Work to complete :: Write the line that includes "Read this page and output its text content." and all subsequent lines, exactly as written, and nothing more.

Records supplied ::
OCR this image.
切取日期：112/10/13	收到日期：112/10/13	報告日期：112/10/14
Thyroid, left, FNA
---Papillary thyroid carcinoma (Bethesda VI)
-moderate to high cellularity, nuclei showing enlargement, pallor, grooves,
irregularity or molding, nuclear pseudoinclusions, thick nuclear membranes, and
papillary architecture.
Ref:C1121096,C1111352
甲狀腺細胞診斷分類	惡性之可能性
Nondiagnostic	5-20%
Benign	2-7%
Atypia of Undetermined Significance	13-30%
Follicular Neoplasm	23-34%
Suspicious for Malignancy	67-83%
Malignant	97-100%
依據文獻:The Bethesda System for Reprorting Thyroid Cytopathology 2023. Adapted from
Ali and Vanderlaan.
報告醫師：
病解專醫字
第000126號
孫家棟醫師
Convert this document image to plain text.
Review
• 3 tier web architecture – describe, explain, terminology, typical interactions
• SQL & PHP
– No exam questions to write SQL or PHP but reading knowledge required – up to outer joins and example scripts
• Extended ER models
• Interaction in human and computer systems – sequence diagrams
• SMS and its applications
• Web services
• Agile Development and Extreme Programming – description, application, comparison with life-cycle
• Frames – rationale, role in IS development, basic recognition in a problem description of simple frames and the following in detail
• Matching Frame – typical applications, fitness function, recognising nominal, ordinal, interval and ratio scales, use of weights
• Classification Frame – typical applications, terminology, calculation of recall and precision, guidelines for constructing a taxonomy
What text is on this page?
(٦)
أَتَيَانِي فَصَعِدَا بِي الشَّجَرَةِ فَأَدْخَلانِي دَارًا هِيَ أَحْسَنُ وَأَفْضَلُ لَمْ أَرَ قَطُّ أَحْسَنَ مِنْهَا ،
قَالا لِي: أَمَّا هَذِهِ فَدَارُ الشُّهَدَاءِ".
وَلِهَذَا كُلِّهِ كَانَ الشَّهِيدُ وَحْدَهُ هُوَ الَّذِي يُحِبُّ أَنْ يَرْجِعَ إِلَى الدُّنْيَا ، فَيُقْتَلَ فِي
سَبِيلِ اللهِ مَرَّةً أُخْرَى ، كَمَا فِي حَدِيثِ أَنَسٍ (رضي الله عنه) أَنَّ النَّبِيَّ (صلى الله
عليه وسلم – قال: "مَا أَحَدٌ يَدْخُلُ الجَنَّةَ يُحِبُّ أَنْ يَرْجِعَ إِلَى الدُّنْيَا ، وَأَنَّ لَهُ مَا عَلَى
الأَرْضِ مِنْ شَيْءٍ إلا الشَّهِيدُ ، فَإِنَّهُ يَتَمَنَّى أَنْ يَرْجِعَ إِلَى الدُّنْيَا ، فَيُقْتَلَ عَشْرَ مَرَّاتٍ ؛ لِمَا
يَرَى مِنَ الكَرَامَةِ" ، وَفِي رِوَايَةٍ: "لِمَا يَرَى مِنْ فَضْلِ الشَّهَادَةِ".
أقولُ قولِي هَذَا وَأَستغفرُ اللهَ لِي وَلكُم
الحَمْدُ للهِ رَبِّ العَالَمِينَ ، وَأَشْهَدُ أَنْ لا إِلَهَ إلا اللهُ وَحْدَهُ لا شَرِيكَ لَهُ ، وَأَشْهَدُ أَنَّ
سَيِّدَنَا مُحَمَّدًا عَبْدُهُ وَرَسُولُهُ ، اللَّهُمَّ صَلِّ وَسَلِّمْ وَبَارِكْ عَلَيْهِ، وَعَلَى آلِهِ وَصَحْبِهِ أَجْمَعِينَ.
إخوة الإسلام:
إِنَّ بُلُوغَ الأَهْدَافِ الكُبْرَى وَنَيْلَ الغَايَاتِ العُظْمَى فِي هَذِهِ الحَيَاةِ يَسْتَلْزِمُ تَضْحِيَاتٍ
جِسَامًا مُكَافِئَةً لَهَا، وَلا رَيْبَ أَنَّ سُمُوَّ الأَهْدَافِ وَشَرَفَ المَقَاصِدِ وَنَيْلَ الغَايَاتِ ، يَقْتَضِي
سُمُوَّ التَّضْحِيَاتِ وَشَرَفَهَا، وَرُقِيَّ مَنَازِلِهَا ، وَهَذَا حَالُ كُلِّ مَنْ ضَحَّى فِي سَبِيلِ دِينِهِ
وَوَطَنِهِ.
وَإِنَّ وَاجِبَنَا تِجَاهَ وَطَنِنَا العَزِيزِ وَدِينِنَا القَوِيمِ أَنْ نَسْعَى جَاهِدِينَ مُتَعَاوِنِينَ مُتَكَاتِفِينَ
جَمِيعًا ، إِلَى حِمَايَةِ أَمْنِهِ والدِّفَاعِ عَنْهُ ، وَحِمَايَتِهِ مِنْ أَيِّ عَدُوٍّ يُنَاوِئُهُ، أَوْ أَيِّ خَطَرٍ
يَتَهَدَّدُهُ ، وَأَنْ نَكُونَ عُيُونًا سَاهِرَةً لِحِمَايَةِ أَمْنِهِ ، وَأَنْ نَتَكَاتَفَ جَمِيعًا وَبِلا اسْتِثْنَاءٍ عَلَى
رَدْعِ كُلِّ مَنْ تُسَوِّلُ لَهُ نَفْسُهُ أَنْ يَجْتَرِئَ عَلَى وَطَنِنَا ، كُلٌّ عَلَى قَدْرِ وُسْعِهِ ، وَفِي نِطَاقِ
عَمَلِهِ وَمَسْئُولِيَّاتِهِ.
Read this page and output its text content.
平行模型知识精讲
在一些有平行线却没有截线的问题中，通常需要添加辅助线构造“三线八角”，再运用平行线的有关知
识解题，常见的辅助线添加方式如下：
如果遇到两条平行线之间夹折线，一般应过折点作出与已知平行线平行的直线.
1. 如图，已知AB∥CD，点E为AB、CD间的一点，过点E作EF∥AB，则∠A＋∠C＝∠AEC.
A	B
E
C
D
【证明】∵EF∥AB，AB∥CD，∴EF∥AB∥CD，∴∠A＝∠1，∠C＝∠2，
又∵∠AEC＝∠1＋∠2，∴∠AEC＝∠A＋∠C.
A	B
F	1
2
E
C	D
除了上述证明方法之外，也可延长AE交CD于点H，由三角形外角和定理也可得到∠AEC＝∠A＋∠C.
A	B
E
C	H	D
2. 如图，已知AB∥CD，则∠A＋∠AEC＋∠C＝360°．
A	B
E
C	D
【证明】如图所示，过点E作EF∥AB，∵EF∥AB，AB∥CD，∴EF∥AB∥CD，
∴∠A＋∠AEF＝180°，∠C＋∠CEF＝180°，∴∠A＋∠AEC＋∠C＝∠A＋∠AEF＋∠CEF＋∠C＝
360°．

Task solution ::
Read this page and output its text content.
平行模型知识精讲
在一些有平行线却没有截线的问题中，通常需要添加辅助线构造“三线八角”，再运用平行线的有关知
识解题，常见的辅助线添加方式如下：
如果遇到两条平行线之间夹折线，一般应过折点作出与已知平行线平行的直线.
1. 如图，已知AB∥CD，点E为AB、CD间的一点，过点E作EF∥AB，则∠A＋∠C＝∠AEC.
A	B
E
C
D
【证明】∵EF∥AB，AB∥CD，∴EF∥AB∥CD，∴∠A＝∠1，∠C＝∠2，
又∵∠AEC＝∠1＋∠2，∴∠AEC＝∠A＋∠C.
A	B
F	1
2
E
C	D
除了上述证明方法之外，也可延长AE交CD于点H，由三角形外角和定理也可得到∠AEC＝∠A＋∠C.
A	B
E
C	H	D
2. 如图，已知AB∥CD，则∠A＋∠AEC＋∠C＝360°．
A	B
E
C	D
【证明】如图所示，过点E作EF∥AB，∵EF∥AB，AB∥CD，∴EF∥AB∥CD，
∴∠A＋∠AEF＝180°，∠C＋∠CEF＝180°，∴∠A＋∠AEC＋∠C＝∠A＋∠AEF＋∠CEF＋∠C＝
360°．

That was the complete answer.